**The request**
Check each line of the material below for "always", then copy the ones that contain it.

**Data shown**
[start]

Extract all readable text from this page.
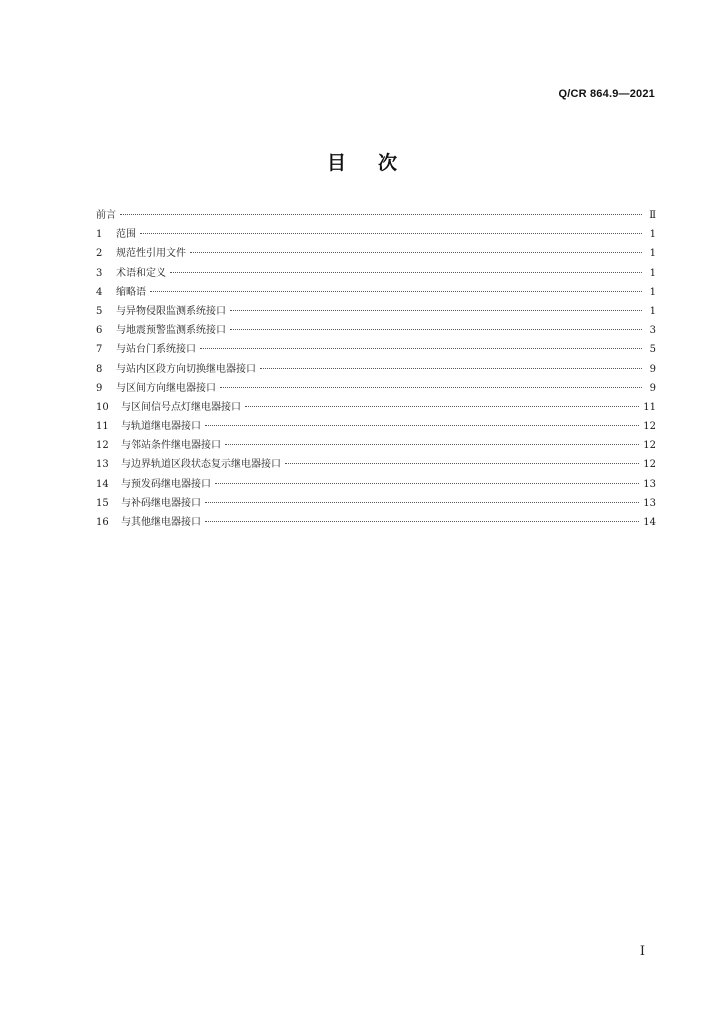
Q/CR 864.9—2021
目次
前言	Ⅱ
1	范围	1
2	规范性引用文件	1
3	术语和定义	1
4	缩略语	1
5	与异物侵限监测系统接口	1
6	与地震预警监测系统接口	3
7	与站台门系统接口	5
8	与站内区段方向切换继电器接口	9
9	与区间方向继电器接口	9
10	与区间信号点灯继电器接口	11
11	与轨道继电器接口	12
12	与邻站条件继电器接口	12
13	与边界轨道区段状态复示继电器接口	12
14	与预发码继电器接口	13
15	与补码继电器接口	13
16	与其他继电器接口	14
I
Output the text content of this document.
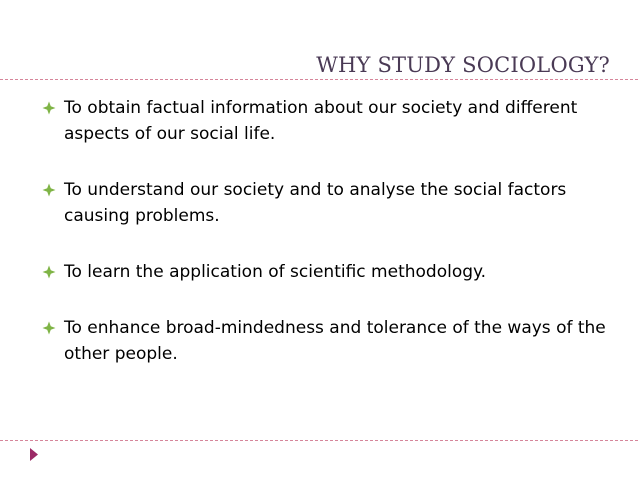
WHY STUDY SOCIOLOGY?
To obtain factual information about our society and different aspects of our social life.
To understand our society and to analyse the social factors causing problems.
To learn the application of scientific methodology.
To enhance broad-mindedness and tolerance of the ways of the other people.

[end]
[start]

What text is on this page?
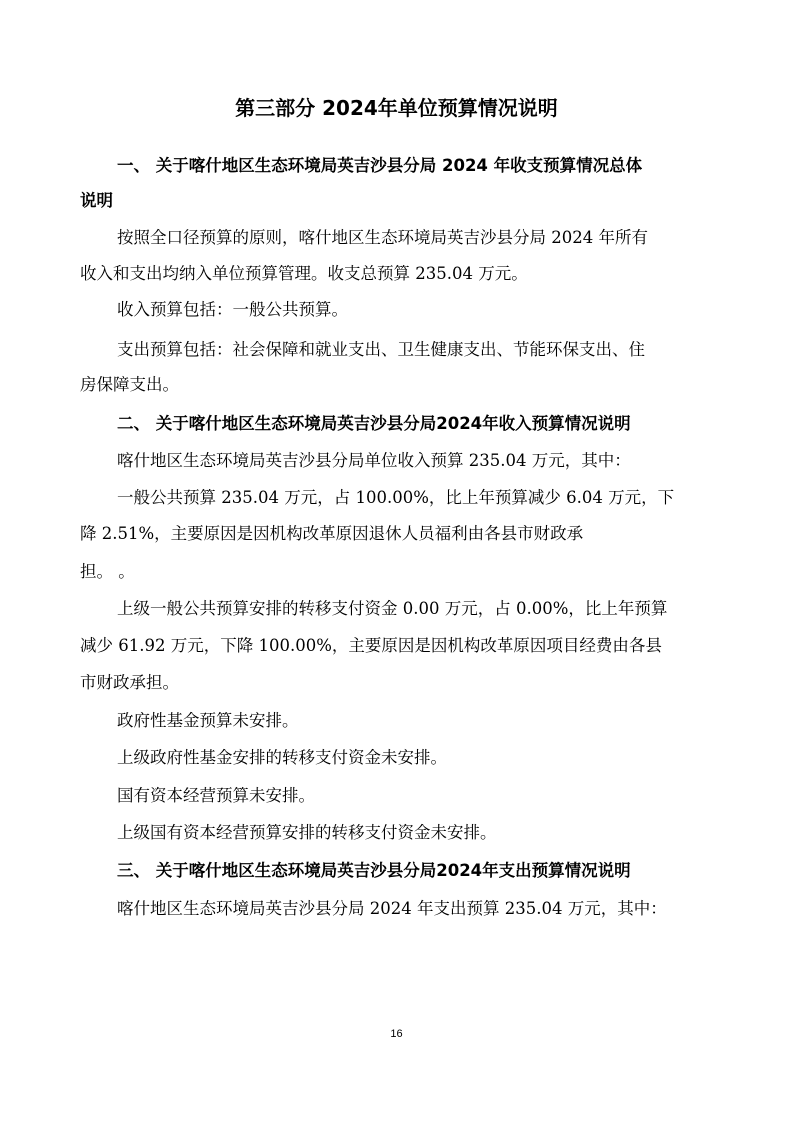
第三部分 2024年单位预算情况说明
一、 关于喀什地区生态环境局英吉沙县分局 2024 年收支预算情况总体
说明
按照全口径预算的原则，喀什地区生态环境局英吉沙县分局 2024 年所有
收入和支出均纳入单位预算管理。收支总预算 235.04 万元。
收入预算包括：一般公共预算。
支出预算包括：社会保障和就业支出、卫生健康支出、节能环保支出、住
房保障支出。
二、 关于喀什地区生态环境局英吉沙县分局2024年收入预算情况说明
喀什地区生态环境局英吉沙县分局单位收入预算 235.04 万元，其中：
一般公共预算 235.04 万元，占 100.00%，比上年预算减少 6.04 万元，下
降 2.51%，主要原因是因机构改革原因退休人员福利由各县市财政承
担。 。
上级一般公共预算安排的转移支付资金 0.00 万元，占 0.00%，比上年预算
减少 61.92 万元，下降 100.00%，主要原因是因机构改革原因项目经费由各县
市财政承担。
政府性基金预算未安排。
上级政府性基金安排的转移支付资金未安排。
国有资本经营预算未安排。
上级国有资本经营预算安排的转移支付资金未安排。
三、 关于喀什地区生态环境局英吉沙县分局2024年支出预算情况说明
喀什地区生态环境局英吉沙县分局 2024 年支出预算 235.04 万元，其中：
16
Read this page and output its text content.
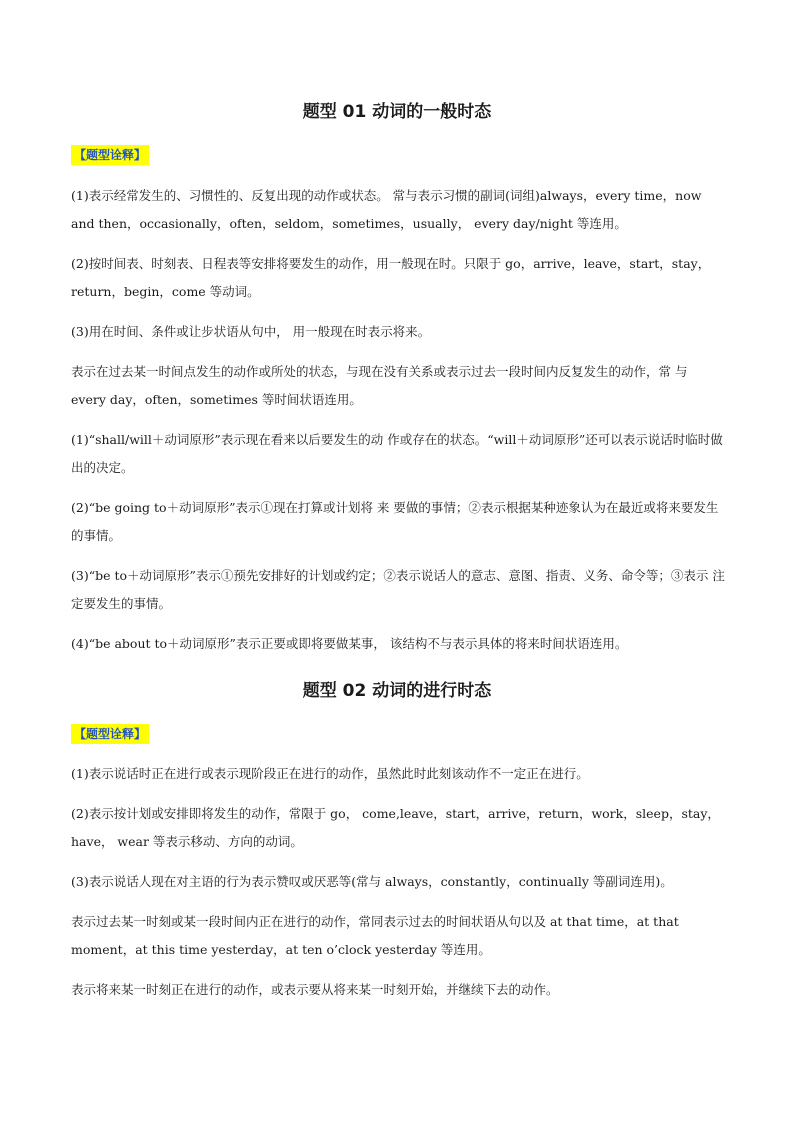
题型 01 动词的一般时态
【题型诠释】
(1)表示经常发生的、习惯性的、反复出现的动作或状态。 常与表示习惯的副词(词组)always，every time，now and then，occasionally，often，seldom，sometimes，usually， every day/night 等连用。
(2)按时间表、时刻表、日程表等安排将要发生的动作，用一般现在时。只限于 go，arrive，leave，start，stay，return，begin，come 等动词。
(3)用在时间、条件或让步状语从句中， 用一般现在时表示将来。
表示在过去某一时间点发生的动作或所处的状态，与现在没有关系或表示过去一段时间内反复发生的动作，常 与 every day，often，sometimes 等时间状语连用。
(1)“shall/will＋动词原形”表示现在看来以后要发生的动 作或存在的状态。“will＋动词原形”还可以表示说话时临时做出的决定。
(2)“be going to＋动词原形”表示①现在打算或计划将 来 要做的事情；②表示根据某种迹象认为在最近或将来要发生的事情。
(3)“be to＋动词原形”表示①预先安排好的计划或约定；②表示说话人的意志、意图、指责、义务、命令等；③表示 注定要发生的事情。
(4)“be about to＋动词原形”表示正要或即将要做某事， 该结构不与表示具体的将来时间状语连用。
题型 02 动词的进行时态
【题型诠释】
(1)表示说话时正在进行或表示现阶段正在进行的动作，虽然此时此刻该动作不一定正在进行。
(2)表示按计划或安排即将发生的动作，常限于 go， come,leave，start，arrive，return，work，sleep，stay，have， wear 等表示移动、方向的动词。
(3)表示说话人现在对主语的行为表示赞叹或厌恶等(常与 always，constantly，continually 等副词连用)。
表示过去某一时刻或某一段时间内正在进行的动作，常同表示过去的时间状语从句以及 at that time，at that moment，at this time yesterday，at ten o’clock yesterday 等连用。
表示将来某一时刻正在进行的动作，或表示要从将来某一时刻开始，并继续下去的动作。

[end]

**Answer for this exercise**
(1)表示经常发生的、习惯性的、反复出现的动作或状态。 常与表示习惯的副词(词组)always，every time，now and then，occasionally，often，seldom，sometimes，usually， every day/night 等连用。
(3)表示说话人现在对主语的行为表示赞叹或厌恶等(常与 always，constantly，continually 等副词连用)。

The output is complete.